Work required
Present the data once more in exactly its original form.
---- Entries supplied
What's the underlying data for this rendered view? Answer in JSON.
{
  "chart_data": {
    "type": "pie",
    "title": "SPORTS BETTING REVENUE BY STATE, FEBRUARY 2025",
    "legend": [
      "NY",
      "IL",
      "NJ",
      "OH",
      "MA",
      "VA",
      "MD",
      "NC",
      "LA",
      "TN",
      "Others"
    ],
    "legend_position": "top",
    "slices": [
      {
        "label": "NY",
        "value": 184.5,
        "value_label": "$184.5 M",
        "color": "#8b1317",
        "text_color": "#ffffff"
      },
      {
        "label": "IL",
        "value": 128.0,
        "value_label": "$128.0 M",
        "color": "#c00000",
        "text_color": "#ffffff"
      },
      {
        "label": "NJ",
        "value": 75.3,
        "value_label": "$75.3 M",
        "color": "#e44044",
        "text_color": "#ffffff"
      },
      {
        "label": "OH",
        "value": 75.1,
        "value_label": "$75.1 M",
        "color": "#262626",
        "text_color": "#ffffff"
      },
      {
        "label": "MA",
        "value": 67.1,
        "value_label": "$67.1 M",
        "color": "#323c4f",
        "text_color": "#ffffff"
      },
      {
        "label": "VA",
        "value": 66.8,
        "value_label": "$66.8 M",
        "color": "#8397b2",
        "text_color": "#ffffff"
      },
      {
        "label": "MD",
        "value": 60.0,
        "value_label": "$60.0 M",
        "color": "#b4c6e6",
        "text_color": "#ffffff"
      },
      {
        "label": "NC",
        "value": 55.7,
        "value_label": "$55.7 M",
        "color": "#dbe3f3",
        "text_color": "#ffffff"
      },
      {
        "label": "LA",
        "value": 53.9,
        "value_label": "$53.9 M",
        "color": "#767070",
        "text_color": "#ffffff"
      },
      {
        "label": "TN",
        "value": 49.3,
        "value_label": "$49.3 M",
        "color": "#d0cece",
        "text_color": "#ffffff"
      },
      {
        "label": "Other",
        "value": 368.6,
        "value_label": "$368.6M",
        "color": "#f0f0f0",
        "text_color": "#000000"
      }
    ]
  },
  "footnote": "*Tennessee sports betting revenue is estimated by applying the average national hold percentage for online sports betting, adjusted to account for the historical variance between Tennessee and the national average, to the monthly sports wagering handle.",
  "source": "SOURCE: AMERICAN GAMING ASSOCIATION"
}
--------
Full output
What's the underlying data for this rendered view? Answer in JSON.
{
  "chart_data": {
    "type": "pie",
    "title": "SPORTS BETTING REVENUE BY STATE, FEBRUARY 2025",
    "legend": [
      "NY",
      "IL",
      "NJ",
      "OH",
      "MA",
      "VA",
      "MD",
      "NC",
      "LA",
      "TN",
      "Others"
    ],
    "legend_position": "top",
    "slices": [
      {
        "label": "NY",
        "value": 184.5,
        "value_label": "$184.5 M",
        "color": "#8b1317",
        "text_color": "#ffffff"
      },
      {
        "label": "IL",
        "value": 128.0,
        "value_label": "$128.0 M",
        "color": "#c00000",
        "text_color": "#ffffff"
      },
      {
        "label": "NJ",
        "value": 75.3,
        "value_label": "$75.3 M",
        "color": "#e44044",
        "text_color": "#ffffff"
      },
      {
        "label": "OH",
        "value": 75.1,
        "value_label": "$75.1 M",
        "color": "#262626",
        "text_color": "#ffffff"
      },
      {
        "label": "MA",
        "value": 67.1,
        "value_label": "$67.1 M",
        "color": "#323c4f",
        "text_color": "#ffffff"
      },
      {
        "label": "VA",
        "value": 66.8,
        "value_label": "$66.8 M",
        "color": "#8397b2",
        "text_color": "#ffffff"
      },
      {
        "label": "MD",
        "value": 60.0,
        "value_label": "$60.0 M",
        "color": "#b4c6e6",
        "text_color": "#ffffff"
      },
      {
        "label": "NC",
        "value": 55.7,
        "value_label": "$55.7 M",
        "color": "#dbe3f3",
        "text_color": "#ffffff"
      },
      {
        "label": "LA",
        "value": 53.9,
        "value_label": "$53.9 M",
        "color": "#767070",
        "text_color": "#ffffff"
      },
      {
        "label": "TN",
        "value": 49.3,
        "value_label": "$49.3 M",
        "color": "#d0cece",
        "text_color": "#ffffff"
      },
      {
        "label": "Other",
        "value": 368.6,
        "value_label": "$368.6M",
        "color": "#f0f0f0",
        "text_color": "#000000"
      }
    ]
  },
  "footnote": "*Tennessee sports betting revenue is estimated by applying the average national hold percentage for online sports betting, adjusted to account for the historical variance between Tennessee and the national average, to the monthly sports wagering handle.",
  "source": "SOURCE: AMERICAN GAMING ASSOCIATION"
}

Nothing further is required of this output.